[Records from a collection]
## begin
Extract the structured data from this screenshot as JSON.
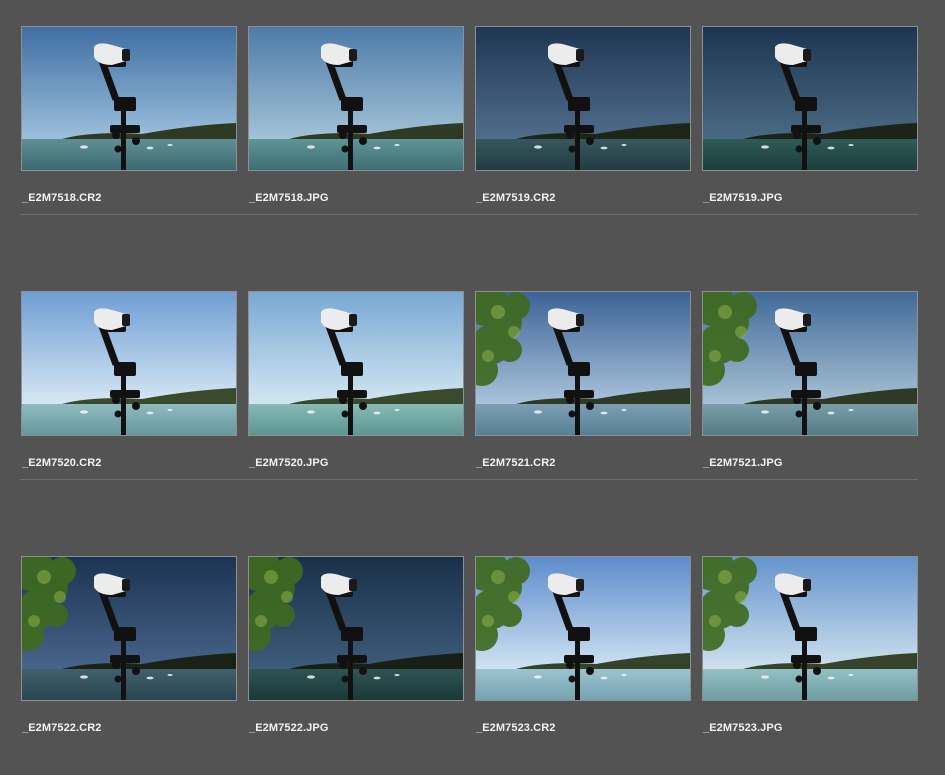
{
  "browser": {
    "items": [
      {
        "filename": "_E2M7518.CR2",
        "sky_top": "#3f6ea3",
        "sky_bottom": "#9cc0dc",
        "water": "#5f8f94",
        "water_dark": "#3d6a70",
        "shore": "#2f3a25",
        "tree": false,
        "selected": false
      },
      {
        "filename": "_E2M7518.JPG",
        "sky_top": "#4d7ba8",
        "sky_bottom": "#a2c2d6",
        "water": "#5f9596",
        "water_dark": "#3e6e71",
        "shore": "#2f3a25",
        "tree": false,
        "selected": false
      },
      {
        "filename": "_E2M7519.CR2",
        "sky_top": "#203653",
        "sky_bottom": "#4f6d8c",
        "water": "#36575d",
        "water_dark": "#223d42",
        "shore": "#1d2518",
        "tree": false,
        "selected": false
      },
      {
        "filename": "_E2M7519.JPG",
        "sky_top": "#1d3550",
        "sky_bottom": "#4a6a84",
        "water": "#2f5a57",
        "water_dark": "#1c3e3c",
        "shore": "#1b2417",
        "tree": false,
        "selected": false
      },
      {
        "filename": "_E2M7520.CR2",
        "sky_top": "#6f9ed3",
        "sky_bottom": "#d6e7f4",
        "water": "#8fbbc0",
        "water_dark": "#66989d",
        "shore": "#3a4a2c",
        "tree": false,
        "selected": false
      },
      {
        "filename": "_E2M7520.JPG",
        "sky_top": "#79a8d4",
        "sky_bottom": "#d2e6f1",
        "water": "#87bab6",
        "water_dark": "#5d9592",
        "shore": "#3a4a2c",
        "tree": false,
        "selected": false
      },
      {
        "filename": "_E2M7521.CR2",
        "sky_top": "#3c6396",
        "sky_bottom": "#a9c3db",
        "water": "#7c9fb4",
        "water_dark": "#587f95",
        "shore": "#2e3a26",
        "tree": true,
        "selected": false
      },
      {
        "filename": "_E2M7521.JPG",
        "sky_top": "#416a98",
        "sky_bottom": "#a6c1d5",
        "water": "#799eaa",
        "water_dark": "#567b87",
        "shore": "#2e3a26",
        "tree": true,
        "selected": false
      },
      {
        "filename": "_E2M7522.CR2",
        "sky_top": "#1d3352",
        "sky_bottom": "#47648a",
        "water": "#41606c",
        "water_dark": "#2a4550",
        "shore": "#1a2216",
        "tree": true,
        "selected": false
      },
      {
        "filename": "_E2M7522.JPG",
        "sky_top": "#1a3049",
        "sky_bottom": "#3d5c7a",
        "water": "#2e5454",
        "water_dark": "#1c3838",
        "shore": "#182015",
        "tree": true,
        "selected": false
      },
      {
        "filename": "_E2M7523.CR2",
        "sky_top": "#5d8ccb",
        "sky_bottom": "#cfe2f3",
        "water": "#9cc3d0",
        "water_dark": "#76a2b1",
        "shore": "#34432a",
        "tree": true,
        "selected": false
      },
      {
        "filename": "_E2M7523.JPG",
        "sky_top": "#6594cd",
        "sky_bottom": "#cde0ee",
        "water": "#93c0c3",
        "water_dark": "#6e9da1",
        "shore": "#34432a",
        "tree": true,
        "selected": false
      }
    ]
  }
}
## end
(Task directions) The records above should be reproduced exactly, with no pictures included.

(Solved problem)
Extract the structured data from this screenshot as JSON.
{
  "browser": {
    "items": [
      {
        "filename": "_E2M7518.CR2",
        "sky_top": "#3f6ea3",
        "sky_bottom": "#9cc0dc",
        "water": "#5f8f94",
        "water_dark": "#3d6a70",
        "shore": "#2f3a25",
        "tree": false,
        "selected": false
      },
      {
        "filename": "_E2M7518.JPG",
        "sky_top": "#4d7ba8",
        "sky_bottom": "#a2c2d6",
        "water": "#5f9596",
        "water_dark": "#3e6e71",
        "shore": "#2f3a25",
        "tree": false,
        "selected": false
      },
      {
        "filename": "_E2M7519.CR2",
        "sky_top": "#203653",
        "sky_bottom": "#4f6d8c",
        "water": "#36575d",
        "water_dark": "#223d42",
        "shore": "#1d2518",
        "tree": false,
        "selected": false
      },
      {
        "filename": "_E2M7519.JPG",
        "sky_top": "#1d3550",
        "sky_bottom": "#4a6a84",
        "water": "#2f5a57",
        "water_dark": "#1c3e3c",
        "shore": "#1b2417",
        "tree": false,
        "selected": false
      },
      {
        "filename": "_E2M7520.CR2",
        "sky_top": "#6f9ed3",
        "sky_bottom": "#d6e7f4",
        "water": "#8fbbc0",
        "water_dark": "#66989d",
        "shore": "#3a4a2c",
        "tree": false,
        "selected": false
      },
      {
        "filename": "_E2M7520.JPG",
        "sky_top": "#79a8d4",
        "sky_bottom": "#d2e6f1",
        "water": "#87bab6",
        "water_dark": "#5d9592",
        "shore": "#3a4a2c",
        "tree": false,
        "selected": false
      },
      {
        "filename": "_E2M7521.CR2",
        "sky_top": "#3c6396",
        "sky_bottom": "#a9c3db",
        "water": "#7c9fb4",
        "water_dark": "#587f95",
        "shore": "#2e3a26",
        "tree": true,
        "selected": false
      },
      {
        "filename": "_E2M7521.JPG",
        "sky_top": "#416a98",
        "sky_bottom": "#a6c1d5",
        "water": "#799eaa",
        "water_dark": "#567b87",
        "shore": "#2e3a26",
        "tree": true,
        "selected": false
      },
      {
        "filename": "_E2M7522.CR2",
        "sky_top": "#1d3352",
        "sky_bottom": "#47648a",
        "water": "#41606c",
        "water_dark": "#2a4550",
        "shore": "#1a2216",
        "tree": true,
        "selected": false
      },
      {
        "filename": "_E2M7522.JPG",
        "sky_top": "#1a3049",
        "sky_bottom": "#3d5c7a",
        "water": "#2e5454",
        "water_dark": "#1c3838",
        "shore": "#182015",
        "tree": true,
        "selected": false
      },
      {
        "filename": "_E2M7523.CR2",
        "sky_top": "#5d8ccb",
        "sky_bottom": "#cfe2f3",
        "water": "#9cc3d0",
        "water_dark": "#76a2b1",
        "shore": "#34432a",
        "tree": true,
        "selected": false
      },
      {
        "filename": "_E2M7523.JPG",
        "sky_top": "#6594cd",
        "sky_bottom": "#cde0ee",
        "water": "#93c0c3",
        "water_dark": "#6e9da1",
        "shore": "#34432a",
        "tree": true,
        "selected": false
      }
    ]
  }
}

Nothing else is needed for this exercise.